• [Data to process]:
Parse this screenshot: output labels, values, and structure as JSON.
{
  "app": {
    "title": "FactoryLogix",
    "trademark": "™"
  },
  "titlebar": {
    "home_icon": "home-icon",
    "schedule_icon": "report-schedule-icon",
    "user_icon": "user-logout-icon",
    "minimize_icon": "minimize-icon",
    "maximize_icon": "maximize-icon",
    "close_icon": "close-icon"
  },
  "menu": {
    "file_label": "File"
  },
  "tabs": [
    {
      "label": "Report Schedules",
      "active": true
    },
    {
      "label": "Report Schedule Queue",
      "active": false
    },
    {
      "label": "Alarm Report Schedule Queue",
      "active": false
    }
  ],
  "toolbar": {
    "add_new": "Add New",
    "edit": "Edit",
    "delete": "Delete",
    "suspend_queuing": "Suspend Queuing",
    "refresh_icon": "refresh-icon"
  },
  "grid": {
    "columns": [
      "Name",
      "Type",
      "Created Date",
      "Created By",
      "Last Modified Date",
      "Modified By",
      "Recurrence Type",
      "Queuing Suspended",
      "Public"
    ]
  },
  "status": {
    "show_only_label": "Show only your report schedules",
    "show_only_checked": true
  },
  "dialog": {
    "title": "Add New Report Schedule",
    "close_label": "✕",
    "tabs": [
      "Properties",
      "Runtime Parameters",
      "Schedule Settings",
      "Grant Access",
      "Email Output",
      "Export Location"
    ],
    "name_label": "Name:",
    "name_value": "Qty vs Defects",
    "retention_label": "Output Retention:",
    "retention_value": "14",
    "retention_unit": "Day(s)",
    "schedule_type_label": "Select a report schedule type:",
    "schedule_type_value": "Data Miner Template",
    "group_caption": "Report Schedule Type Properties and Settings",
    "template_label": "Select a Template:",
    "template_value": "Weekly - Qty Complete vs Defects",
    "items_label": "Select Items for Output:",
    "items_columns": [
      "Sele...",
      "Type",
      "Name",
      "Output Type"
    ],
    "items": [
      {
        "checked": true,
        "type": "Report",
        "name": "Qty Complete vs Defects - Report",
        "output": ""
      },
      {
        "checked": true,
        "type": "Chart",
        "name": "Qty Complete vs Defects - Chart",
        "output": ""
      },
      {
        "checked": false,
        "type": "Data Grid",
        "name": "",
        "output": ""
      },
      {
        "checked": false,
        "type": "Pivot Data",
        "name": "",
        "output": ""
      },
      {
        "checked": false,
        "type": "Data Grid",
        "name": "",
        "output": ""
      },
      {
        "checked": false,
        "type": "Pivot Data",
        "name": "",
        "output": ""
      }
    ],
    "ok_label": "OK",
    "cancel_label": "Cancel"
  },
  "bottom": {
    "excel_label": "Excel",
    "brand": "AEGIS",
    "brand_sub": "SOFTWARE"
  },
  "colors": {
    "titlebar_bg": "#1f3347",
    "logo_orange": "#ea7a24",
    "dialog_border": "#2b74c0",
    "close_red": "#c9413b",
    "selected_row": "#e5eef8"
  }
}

• [Exercise brief]:
Return every line containing "Properties".

• [Correct result]:
      "Properties",
    "group_caption": "Report Schedule Type Properties and Settings",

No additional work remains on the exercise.